What follows is a block of records; restate each one word for word.

Extracted records:
□ □ □ □ □

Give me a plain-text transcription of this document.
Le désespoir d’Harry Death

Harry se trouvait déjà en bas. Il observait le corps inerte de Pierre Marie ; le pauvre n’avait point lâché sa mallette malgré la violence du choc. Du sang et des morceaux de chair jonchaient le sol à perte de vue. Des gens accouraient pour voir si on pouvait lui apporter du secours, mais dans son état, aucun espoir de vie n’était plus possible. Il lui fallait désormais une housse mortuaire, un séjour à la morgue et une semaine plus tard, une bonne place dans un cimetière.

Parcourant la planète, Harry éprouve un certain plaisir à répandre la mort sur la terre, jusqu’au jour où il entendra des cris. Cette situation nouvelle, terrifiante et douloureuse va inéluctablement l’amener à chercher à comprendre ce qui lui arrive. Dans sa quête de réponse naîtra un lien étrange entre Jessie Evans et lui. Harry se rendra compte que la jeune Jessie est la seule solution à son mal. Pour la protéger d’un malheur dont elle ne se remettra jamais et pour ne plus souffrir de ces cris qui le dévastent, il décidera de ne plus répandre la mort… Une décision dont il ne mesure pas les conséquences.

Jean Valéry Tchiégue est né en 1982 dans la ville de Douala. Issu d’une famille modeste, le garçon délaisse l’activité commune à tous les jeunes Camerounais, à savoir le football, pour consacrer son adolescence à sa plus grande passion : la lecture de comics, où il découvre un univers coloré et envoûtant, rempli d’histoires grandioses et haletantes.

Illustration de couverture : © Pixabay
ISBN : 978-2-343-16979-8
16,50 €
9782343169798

□ □ □ □ □

Solved problem:
Give me a plain-text transcription of this document.
Le désespoir d’Harry Death

Harry se trouvait déjà en bas. Il observait le corps inerte de Pierre Marie ; le pauvre n’avait point lâché sa mallette malgré la violence du choc. Du sang et des morceaux de chair jonchaient le sol à perte de vue. Des gens accouraient pour voir si on pouvait lui apporter du secours, mais dans son état, aucun espoir de vie n’était plus possible. Il lui fallait désormais une housse mortuaire, un séjour à la morgue et une semaine plus tard, une bonne place dans un cimetière.

Parcourant la planète, Harry éprouve un certain plaisir à répandre la mort sur la terre, jusqu’au jour où il entendra des cris. Cette situation nouvelle, terrifiante et douloureuse va inéluctablement l’amener à chercher à comprendre ce qui lui arrive. Dans sa quête de réponse naîtra un lien étrange entre Jessie Evans et lui. Harry se rendra compte que la jeune Jessie est la seule solution à son mal. Pour la protéger d’un malheur dont elle ne se remettra jamais et pour ne plus souffrir de ces cris qui le dévastent, il décidera de ne plus répandre la mort… Une décision dont il ne mesure pas les conséquences.

Jean Valéry Tchiégue est né en 1982 dans la ville de Douala. Issu d’une famille modeste, le garçon délaisse l’activité commune à tous les jeunes Camerounais, à savoir le football, pour consacrer son adolescence à sa plus grande passion : la lecture de comics, où il découvre un univers coloré et envoûtant, rempli d’histoires grandioses et haletantes.

Illustration de couverture : © Pixabay
ISBN : 978-2-343-16979-8
16,50 €
9782343169798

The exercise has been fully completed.